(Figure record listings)
=======

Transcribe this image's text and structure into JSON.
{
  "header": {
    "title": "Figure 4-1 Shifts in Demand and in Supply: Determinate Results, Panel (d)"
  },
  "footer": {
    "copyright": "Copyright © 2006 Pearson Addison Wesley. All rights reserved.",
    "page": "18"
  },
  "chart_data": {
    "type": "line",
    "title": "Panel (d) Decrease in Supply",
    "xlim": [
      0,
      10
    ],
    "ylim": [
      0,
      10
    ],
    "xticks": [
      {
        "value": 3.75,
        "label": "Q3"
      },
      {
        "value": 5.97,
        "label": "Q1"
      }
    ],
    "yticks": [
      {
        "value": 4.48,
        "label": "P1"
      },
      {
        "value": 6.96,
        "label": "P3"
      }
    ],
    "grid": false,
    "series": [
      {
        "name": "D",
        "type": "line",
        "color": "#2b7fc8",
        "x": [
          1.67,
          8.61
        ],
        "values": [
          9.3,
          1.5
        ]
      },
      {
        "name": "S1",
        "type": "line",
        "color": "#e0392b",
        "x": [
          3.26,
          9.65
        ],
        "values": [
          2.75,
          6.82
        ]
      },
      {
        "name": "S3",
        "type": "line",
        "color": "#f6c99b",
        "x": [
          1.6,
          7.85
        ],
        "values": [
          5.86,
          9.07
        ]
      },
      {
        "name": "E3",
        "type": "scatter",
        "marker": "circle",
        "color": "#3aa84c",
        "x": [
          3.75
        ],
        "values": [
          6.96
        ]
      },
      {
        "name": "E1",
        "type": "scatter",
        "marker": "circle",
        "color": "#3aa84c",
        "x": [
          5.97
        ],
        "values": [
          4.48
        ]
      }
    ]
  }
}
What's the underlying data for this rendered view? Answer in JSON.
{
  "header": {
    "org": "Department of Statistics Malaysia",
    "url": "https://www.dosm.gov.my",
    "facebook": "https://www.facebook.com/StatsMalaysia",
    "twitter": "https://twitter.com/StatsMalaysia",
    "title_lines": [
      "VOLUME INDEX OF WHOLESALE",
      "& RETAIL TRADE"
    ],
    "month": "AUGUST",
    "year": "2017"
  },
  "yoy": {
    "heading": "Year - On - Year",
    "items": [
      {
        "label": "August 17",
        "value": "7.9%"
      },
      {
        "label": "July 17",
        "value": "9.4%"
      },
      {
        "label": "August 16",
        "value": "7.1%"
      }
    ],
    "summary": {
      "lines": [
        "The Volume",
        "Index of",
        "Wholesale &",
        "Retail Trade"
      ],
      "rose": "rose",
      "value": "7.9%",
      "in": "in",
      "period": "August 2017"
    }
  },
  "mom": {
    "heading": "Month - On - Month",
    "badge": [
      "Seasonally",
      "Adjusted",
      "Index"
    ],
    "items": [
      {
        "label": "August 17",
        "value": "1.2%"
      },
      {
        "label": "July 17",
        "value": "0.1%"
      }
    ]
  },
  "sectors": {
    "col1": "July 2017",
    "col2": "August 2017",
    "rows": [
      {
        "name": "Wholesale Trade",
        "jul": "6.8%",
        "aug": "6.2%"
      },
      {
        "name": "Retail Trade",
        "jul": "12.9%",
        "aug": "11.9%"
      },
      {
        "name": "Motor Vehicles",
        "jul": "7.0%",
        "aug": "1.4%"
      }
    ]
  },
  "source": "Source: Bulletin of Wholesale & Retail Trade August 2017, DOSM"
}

=======

Return all of the above records exactly, leaving no line out.

_THE ANSWER_
Transcribe this image's text and structure into JSON.
{
  "header": {
    "title": "Figure 4-1 Shifts in Demand and in Supply: Determinate Results, Panel (d)"
  },
  "footer": {
    "copyright": "Copyright © 2006 Pearson Addison Wesley. All rights reserved.",
    "page": "18"
  },
  "chart_data": {
    "type": "line",
    "title": "Panel (d) Decrease in Supply",
    "xlim": [
      0,
      10
    ],
    "ylim": [
      0,
      10
    ],
    "xticks": [
      {
        "value": 3.75,
        "label": "Q3"
      },
      {
        "value": 5.97,
        "label": "Q1"
      }
    ],
    "yticks": [
      {
        "value": 4.48,
        "label": "P1"
      },
      {
        "value": 6.96,
        "label": "P3"
      }
    ],
    "grid": false,
    "series": [
      {
        "name": "D",
        "type": "line",
        "color": "#2b7fc8",
        "x": [
          1.67,
          8.61
        ],
        "values": [
          9.3,
          1.5
        ]
      },
      {
        "name": "S1",
        "type": "line",
        "color": "#e0392b",
        "x": [
          3.26,
          9.65
        ],
        "values": [
          2.75,
          6.82
        ]
      },
      {
        "name": "S3",
        "type": "line",
        "color": "#f6c99b",
        "x": [
          1.6,
          7.85
        ],
        "values": [
          5.86,
          9.07
        ]
      },
      {
        "name": "E3",
        "type": "scatter",
        "marker": "circle",
        "color": "#3aa84c",
        "x": [
          3.75
        ],
        "values": [
          6.96
        ]
      },
      {
        "name": "E1",
        "type": "scatter",
        "marker": "circle",
        "color": "#3aa84c",
        "x": [
          5.97
        ],
        "values": [
          4.48
        ]
      }
    ]
  }
}
What's the underlying data for this rendered view? Answer in JSON.
{
  "header": {
    "org": "Department of Statistics Malaysia",
    "url": "https://www.dosm.gov.my",
    "facebook": "https://www.facebook.com/StatsMalaysia",
    "twitter": "https://twitter.com/StatsMalaysia",
    "title_lines": [
      "VOLUME INDEX OF WHOLESALE",
      "& RETAIL TRADE"
    ],
    "month": "AUGUST",
    "year": "2017"
  },
  "yoy": {
    "heading": "Year - On - Year",
    "items": [
      {
        "label": "August 17",
        "value": "7.9%"
      },
      {
        "label": "July 17",
        "value": "9.4%"
      },
      {
        "label": "August 16",
        "value": "7.1%"
      }
    ],
    "summary": {
      "lines": [
        "The Volume",
        "Index of",
        "Wholesale &",
        "Retail Trade"
      ],
      "rose": "rose",
      "value": "7.9%",
      "in": "in",
      "period": "August 2017"
    }
  },
  "mom": {
    "heading": "Month - On - Month",
    "badge": [
      "Seasonally",
      "Adjusted",
      "Index"
    ],
    "items": [
      {
        "label": "August 17",
        "value": "1.2%"
      },
      {
        "label": "July 17",
        "value": "0.1%"
      }
    ]
  },
  "sectors": {
    "col1": "July 2017",
    "col2": "August 2017",
    "rows": [
      {
        "name": "Wholesale Trade",
        "jul": "6.8%",
        "aug": "6.2%"
      },
      {
        "name": "Retail Trade",
        "jul": "12.9%",
        "aug": "11.9%"
      },
      {
        "name": "Motor Vehicles",
        "jul": "7.0%",
        "aug": "1.4%"
      }
    ]
  },
  "source": "Source: Bulletin of Wholesale & Retail Trade August 2017, DOSM"
}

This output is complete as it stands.